» УСЛОВИЕ ЗАДАНИЯ
Перескажите в двух предложениях текст о службе учителя Павла Якушкина.

» ИСХОДНЫЙ ТЕКСТ
Учитель истории и географии Харьковского уездного училища, состоящий в XII классе Павел Якушкин, выслужил лета на утверждение его в чине губернского секретаря.
Вследствие чего, представляя при сем формулярный и краткий список о службе учителя Якушкина вместе с его документами, долгом считаю почтительнейше донести, что Якушкин (как донес мне штатный смотритель, забиравший справки о прежней службе Якушкина) по распоряжению Вашего Превосходительств» в 1850 году уволен был от должности учителя Обоянского уездного училища по неблагонадежности.
Кроме этого, Якушкин во время своего служения учителем в Богодуховском уездном училище находился под следствием по жалобе на него капитана Петрова о воровстве будто бы у него Якушкиным вещей и денег, но дело это оставлено без дальнейшего производства по случаю отыскания Петровым вещей и денег, и учитель Якушкин оправдан самим претендателем.
Что же касается до свидетельства Якушкина на звание учителя уездного училища, то он, как донес мне штатный смотритель Харьковского училища, не получал такового и, по выдержании экзамена в Орловской гимназии, определен был учителем истории и географии в Обоянское уездное училище».

» ИСХОДНЫЕ ДАННЫЕ
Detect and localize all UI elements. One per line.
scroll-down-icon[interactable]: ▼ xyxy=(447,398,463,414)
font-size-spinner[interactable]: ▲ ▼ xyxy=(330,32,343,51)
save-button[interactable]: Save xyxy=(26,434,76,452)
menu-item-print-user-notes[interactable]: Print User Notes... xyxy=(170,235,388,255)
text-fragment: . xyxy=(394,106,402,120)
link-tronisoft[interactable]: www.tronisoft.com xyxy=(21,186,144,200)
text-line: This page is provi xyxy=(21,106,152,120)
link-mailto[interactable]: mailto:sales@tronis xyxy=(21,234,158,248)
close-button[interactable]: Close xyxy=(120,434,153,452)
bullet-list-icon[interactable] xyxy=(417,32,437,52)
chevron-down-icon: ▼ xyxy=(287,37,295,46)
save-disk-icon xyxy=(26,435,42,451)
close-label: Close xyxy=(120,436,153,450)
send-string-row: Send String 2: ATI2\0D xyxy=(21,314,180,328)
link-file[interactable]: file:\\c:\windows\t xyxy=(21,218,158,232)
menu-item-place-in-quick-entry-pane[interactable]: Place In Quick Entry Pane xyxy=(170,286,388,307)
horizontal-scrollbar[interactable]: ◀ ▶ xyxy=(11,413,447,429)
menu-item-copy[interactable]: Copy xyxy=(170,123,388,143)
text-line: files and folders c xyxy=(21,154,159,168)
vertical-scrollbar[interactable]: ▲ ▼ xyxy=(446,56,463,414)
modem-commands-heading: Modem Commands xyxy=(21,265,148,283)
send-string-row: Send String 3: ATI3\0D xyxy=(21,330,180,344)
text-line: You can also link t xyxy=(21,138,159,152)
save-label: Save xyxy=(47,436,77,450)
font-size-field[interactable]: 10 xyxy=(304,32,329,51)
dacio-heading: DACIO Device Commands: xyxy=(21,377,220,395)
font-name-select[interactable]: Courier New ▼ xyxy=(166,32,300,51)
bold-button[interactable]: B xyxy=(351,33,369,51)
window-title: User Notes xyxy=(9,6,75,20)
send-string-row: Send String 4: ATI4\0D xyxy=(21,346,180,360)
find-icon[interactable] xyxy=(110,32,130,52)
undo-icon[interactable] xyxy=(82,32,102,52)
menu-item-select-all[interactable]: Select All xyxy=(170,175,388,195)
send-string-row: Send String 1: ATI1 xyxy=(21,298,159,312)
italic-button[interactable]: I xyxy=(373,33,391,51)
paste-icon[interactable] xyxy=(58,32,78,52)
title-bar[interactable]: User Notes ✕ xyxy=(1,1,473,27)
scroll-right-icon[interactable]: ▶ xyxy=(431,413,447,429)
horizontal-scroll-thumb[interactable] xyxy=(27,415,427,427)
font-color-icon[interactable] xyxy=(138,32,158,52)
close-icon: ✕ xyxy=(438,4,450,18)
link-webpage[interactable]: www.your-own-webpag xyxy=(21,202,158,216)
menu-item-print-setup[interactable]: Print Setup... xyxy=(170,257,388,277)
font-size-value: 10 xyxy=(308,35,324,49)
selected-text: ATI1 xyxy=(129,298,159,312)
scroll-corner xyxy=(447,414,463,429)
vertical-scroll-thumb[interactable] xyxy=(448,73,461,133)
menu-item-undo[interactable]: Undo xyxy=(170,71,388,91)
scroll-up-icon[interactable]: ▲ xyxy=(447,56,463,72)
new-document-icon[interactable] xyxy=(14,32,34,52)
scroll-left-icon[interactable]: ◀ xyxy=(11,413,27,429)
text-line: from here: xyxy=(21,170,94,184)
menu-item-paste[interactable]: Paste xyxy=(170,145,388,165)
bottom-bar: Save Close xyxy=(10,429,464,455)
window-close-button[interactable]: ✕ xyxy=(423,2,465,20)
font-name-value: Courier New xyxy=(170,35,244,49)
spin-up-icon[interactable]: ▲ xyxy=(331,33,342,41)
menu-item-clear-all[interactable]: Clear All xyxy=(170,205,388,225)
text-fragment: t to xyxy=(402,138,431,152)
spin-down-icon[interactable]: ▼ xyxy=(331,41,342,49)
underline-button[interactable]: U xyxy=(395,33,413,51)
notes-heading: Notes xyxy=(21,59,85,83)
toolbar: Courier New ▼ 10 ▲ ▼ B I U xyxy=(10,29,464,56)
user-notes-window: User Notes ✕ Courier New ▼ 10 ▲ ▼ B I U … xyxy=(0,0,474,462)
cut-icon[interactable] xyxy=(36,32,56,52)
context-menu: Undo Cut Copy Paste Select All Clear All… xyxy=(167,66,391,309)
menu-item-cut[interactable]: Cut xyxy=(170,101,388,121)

» ОТВЕТ К ЗАДАНИЮ
Учитель истории и географии Харьковского уездного училища Павел Якушкин, состоящий в XII классе, выслужил срок для утверждения в чине губернского секретаря; при этом сообщается, что в 1850 году его уволили с должности учителя Обоянского уездного училища по неблагонадежности. Во время службы в Богодуховском уездном училище он находился под следствием по жалобе капитана Петрова о якобы украденных вещах и деньгах, но дело оставили, когда Петров их нашел, а свидетельства на звание учителя уездного училища Якушкин не получал и был определен в Обоянское училище после экзамена в Орловской гимназии.